Make an exact copy of all the data.

BEGIN TASK INPUT

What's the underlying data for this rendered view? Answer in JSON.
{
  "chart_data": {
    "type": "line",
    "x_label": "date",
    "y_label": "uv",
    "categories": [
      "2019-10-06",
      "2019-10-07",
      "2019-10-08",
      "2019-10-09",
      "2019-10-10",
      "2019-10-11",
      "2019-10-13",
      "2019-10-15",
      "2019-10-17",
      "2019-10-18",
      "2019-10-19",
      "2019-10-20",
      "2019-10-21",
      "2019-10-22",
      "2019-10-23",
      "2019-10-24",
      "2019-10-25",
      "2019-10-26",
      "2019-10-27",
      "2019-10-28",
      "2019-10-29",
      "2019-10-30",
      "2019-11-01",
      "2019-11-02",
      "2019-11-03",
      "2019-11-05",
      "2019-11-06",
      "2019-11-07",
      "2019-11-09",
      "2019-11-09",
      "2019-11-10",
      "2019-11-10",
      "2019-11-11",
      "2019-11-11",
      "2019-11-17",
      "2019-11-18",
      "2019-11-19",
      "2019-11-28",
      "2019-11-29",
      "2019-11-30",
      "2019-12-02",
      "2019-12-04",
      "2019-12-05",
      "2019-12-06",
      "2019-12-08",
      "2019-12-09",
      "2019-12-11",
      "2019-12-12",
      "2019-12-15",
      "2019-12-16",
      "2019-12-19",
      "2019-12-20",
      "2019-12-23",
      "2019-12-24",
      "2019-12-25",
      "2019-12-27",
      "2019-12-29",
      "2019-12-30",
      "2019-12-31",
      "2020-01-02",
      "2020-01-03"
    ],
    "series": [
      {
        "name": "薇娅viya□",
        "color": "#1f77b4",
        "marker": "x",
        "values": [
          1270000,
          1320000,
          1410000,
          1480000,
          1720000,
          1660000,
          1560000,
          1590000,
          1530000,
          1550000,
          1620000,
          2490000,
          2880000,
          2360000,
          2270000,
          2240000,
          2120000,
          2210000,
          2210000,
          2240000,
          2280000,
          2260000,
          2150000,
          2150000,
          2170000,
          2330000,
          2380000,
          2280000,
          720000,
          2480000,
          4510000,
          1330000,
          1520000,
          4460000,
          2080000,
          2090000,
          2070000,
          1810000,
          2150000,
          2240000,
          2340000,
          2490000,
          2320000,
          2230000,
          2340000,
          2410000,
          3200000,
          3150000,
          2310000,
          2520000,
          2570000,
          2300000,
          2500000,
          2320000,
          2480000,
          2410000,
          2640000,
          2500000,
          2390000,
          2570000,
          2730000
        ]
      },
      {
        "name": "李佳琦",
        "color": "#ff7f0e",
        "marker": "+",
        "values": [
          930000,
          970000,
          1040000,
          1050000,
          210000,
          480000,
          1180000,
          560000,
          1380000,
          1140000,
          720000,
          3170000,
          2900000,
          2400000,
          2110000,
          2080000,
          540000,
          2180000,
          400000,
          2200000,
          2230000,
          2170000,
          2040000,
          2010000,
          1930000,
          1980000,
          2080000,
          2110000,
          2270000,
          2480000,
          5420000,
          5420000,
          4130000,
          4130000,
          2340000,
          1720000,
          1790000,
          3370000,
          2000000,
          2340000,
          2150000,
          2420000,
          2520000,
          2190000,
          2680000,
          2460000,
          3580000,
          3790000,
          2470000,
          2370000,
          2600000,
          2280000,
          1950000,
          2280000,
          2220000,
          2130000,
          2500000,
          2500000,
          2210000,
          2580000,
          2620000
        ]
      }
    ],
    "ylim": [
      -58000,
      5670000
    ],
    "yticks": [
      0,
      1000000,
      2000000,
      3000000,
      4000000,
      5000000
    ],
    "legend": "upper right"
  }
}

END TASK INPUT

**TASK RESULT**
What's the underlying data for this rendered view? Answer in JSON.
{
  "chart_data": {
    "type": "line",
    "x_label": "date",
    "y_label": "uv",
    "categories": [
      "2019-10-06",
      "2019-10-07",
      "2019-10-08",
      "2019-10-09",
      "2019-10-10",
      "2019-10-11",
      "2019-10-13",
      "2019-10-15",
      "2019-10-17",
      "2019-10-18",
      "2019-10-19",
      "2019-10-20",
      "2019-10-21",
      "2019-10-22",
      "2019-10-23",
      "2019-10-24",
      "2019-10-25",
      "2019-10-26",
      "2019-10-27",
      "2019-10-28",
      "2019-10-29",
      "2019-10-30",
      "2019-11-01",
      "2019-11-02",
      "2019-11-03",
      "2019-11-05",
      "2019-11-06",
      "2019-11-07",
      "2019-11-09",
      "2019-11-09",
      "2019-11-10",
      "2019-11-10",
      "2019-11-11",
      "2019-11-11",
      "2019-11-17",
      "2019-11-18",
      "2019-11-19",
      "2019-11-28",
      "2019-11-29",
      "2019-11-30",
      "2019-12-02",
      "2019-12-04",
      "2019-12-05",
      "2019-12-06",
      "2019-12-08",
      "2019-12-09",
      "2019-12-11",
      "2019-12-12",
      "2019-12-15",
      "2019-12-16",
      "2019-12-19",
      "2019-12-20",
      "2019-12-23",
      "2019-12-24",
      "2019-12-25",
      "2019-12-27",
      "2019-12-29",
      "2019-12-30",
      "2019-12-31",
      "2020-01-02",
      "2020-01-03"
    ],
    "series": [
      {
        "name": "薇娅viya□",
        "color": "#1f77b4",
        "marker": "x",
        "values": [
          1270000,
          1320000,
          1410000,
          1480000,
          1720000,
          1660000,
          1560000,
          1590000,
          1530000,
          1550000,
          1620000,
          2490000,
          2880000,
          2360000,
          2270000,
          2240000,
          2120000,
          2210000,
          2210000,
          2240000,
          2280000,
          2260000,
          2150000,
          2150000,
          2170000,
          2330000,
          2380000,
          2280000,
          720000,
          2480000,
          4510000,
          1330000,
          1520000,
          4460000,
          2080000,
          2090000,
          2070000,
          1810000,
          2150000,
          2240000,
          2340000,
          2490000,
          2320000,
          2230000,
          2340000,
          2410000,
          3200000,
          3150000,
          2310000,
          2520000,
          2570000,
          2300000,
          2500000,
          2320000,
          2480000,
          2410000,
          2640000,
          2500000,
          2390000,
          2570000,
          2730000
        ]
      },
      {
        "name": "李佳琦",
        "color": "#ff7f0e",
        "marker": "+",
        "values": [
          930000,
          970000,
          1040000,
          1050000,
          210000,
          480000,
          1180000,
          560000,
          1380000,
          1140000,
          720000,
          3170000,
          2900000,
          2400000,
          2110000,
          2080000,
          540000,
          2180000,
          400000,
          2200000,
          2230000,
          2170000,
          2040000,
          2010000,
          1930000,
          1980000,
          2080000,
          2110000,
          2270000,
          2480000,
          5420000,
          5420000,
          4130000,
          4130000,
          2340000,
          1720000,
          1790000,
          3370000,
          2000000,
          2340000,
          2150000,
          2420000,
          2520000,
          2190000,
          2680000,
          2460000,
          3580000,
          3790000,
          2470000,
          2370000,
          2600000,
          2280000,
          1950000,
          2280000,
          2220000,
          2130000,
          2500000,
          2500000,
          2210000,
          2580000,
          2620000
        ]
      }
    ],
    "ylim": [
      -58000,
      5670000
    ],
    "yticks": [
      0,
      1000000,
      2000000,
      3000000,
      4000000,
      5000000
    ],
    "legend": "upper right"
  }
}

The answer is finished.